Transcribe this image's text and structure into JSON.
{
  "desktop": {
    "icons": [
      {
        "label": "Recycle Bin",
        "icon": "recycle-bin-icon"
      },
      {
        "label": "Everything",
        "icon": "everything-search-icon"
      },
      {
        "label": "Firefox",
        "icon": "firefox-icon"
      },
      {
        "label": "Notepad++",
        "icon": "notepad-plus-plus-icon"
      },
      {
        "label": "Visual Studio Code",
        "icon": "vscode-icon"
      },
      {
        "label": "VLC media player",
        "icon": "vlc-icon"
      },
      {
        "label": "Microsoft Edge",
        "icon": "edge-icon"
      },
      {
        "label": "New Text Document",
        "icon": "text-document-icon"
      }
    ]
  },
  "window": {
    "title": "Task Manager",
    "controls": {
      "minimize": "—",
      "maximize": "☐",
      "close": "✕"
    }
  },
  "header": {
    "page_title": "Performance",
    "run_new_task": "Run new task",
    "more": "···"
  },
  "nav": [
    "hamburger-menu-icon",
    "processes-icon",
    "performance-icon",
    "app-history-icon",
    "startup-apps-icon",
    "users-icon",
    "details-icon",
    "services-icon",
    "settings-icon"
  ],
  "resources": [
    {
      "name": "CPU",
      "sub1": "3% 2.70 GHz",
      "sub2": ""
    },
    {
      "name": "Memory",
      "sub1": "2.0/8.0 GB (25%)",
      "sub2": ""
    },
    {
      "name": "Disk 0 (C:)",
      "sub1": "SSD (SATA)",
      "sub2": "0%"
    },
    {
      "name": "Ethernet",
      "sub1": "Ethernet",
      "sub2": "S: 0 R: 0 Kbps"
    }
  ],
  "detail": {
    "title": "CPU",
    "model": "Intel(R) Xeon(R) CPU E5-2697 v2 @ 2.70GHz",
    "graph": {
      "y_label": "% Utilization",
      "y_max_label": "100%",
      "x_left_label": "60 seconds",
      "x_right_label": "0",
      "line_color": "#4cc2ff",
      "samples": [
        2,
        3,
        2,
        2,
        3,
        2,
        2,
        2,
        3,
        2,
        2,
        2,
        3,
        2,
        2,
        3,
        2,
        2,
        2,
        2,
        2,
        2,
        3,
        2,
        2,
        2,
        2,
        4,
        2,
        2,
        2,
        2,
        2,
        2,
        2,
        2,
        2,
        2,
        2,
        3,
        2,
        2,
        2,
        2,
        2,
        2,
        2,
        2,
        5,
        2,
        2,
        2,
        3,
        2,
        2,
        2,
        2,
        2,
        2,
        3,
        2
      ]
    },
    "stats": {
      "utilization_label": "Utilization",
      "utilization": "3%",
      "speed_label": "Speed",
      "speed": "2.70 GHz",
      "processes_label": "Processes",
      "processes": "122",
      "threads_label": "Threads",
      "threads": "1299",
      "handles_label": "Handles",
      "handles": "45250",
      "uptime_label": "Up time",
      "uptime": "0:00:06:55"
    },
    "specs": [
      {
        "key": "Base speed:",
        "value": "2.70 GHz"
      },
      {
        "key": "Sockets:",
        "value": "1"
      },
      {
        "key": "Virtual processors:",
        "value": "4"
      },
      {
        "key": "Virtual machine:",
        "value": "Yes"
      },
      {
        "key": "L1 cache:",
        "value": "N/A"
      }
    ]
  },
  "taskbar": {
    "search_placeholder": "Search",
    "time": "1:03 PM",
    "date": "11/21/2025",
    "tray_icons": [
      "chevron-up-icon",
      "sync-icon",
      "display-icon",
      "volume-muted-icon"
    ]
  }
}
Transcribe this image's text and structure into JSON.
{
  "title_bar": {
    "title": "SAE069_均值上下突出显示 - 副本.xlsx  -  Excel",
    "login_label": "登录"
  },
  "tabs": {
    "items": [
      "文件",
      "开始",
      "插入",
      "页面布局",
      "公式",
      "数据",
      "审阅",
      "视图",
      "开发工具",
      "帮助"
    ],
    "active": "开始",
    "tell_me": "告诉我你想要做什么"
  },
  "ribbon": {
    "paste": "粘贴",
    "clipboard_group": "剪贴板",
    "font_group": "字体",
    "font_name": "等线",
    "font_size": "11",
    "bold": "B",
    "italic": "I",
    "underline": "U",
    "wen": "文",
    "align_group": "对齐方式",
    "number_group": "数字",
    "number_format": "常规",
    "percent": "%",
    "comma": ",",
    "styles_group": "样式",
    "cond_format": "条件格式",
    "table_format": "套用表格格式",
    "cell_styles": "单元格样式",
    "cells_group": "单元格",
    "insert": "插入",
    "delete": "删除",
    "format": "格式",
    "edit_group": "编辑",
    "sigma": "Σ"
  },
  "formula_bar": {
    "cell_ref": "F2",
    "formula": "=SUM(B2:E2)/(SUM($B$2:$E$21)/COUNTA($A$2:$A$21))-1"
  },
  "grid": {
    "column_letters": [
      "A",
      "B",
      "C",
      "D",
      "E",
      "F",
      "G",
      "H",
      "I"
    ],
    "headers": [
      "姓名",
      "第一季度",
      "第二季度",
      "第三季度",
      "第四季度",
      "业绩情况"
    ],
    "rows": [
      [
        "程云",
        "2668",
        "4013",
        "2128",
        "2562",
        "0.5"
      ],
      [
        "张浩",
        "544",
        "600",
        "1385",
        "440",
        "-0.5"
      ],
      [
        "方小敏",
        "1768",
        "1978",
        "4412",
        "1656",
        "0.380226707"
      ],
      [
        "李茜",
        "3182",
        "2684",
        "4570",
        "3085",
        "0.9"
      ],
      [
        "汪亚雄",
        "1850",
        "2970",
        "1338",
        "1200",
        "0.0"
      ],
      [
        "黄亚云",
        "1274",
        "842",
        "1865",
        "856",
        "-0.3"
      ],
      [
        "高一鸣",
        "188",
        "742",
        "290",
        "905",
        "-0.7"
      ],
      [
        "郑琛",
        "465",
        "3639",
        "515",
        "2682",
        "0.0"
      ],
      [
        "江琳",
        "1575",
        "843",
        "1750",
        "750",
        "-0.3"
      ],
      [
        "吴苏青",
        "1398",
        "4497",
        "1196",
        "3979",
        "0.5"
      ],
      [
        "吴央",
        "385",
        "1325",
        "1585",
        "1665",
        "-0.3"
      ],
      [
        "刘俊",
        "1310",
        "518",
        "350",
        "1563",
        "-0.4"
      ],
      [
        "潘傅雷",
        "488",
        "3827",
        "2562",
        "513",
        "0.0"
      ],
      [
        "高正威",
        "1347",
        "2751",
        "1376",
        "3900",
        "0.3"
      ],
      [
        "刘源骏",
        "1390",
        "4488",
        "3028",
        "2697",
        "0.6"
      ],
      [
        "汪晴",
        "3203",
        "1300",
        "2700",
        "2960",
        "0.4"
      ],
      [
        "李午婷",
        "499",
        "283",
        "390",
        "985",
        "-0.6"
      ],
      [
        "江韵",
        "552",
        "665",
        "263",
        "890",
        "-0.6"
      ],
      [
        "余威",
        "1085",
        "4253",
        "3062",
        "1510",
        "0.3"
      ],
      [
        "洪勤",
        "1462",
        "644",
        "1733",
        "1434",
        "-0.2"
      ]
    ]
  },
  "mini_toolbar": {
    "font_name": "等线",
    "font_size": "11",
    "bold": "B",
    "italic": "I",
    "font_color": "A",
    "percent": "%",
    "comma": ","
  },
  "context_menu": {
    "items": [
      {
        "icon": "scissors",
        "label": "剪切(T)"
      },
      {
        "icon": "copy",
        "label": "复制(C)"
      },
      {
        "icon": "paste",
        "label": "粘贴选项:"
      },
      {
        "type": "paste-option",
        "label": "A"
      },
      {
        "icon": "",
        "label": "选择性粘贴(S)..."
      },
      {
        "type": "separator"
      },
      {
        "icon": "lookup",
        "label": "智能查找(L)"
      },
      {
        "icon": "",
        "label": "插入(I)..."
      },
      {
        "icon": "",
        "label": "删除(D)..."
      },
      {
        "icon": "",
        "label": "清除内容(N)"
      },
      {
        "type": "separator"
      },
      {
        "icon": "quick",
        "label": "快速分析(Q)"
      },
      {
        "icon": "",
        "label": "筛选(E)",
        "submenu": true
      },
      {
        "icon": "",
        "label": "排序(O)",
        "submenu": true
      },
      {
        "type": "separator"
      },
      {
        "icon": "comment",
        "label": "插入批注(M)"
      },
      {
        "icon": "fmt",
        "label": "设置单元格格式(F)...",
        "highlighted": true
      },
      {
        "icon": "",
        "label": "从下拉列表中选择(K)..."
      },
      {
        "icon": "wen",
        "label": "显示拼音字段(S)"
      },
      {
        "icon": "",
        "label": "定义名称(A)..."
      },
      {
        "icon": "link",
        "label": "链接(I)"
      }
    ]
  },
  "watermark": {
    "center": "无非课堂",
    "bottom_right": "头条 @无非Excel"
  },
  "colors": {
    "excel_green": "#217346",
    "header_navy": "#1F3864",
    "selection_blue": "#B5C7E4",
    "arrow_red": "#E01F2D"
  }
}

_REQUIREMENTS_
Tally the lines of the records holding the word "value", then give only the resulting number.

_SOLVED EXERCISE_
5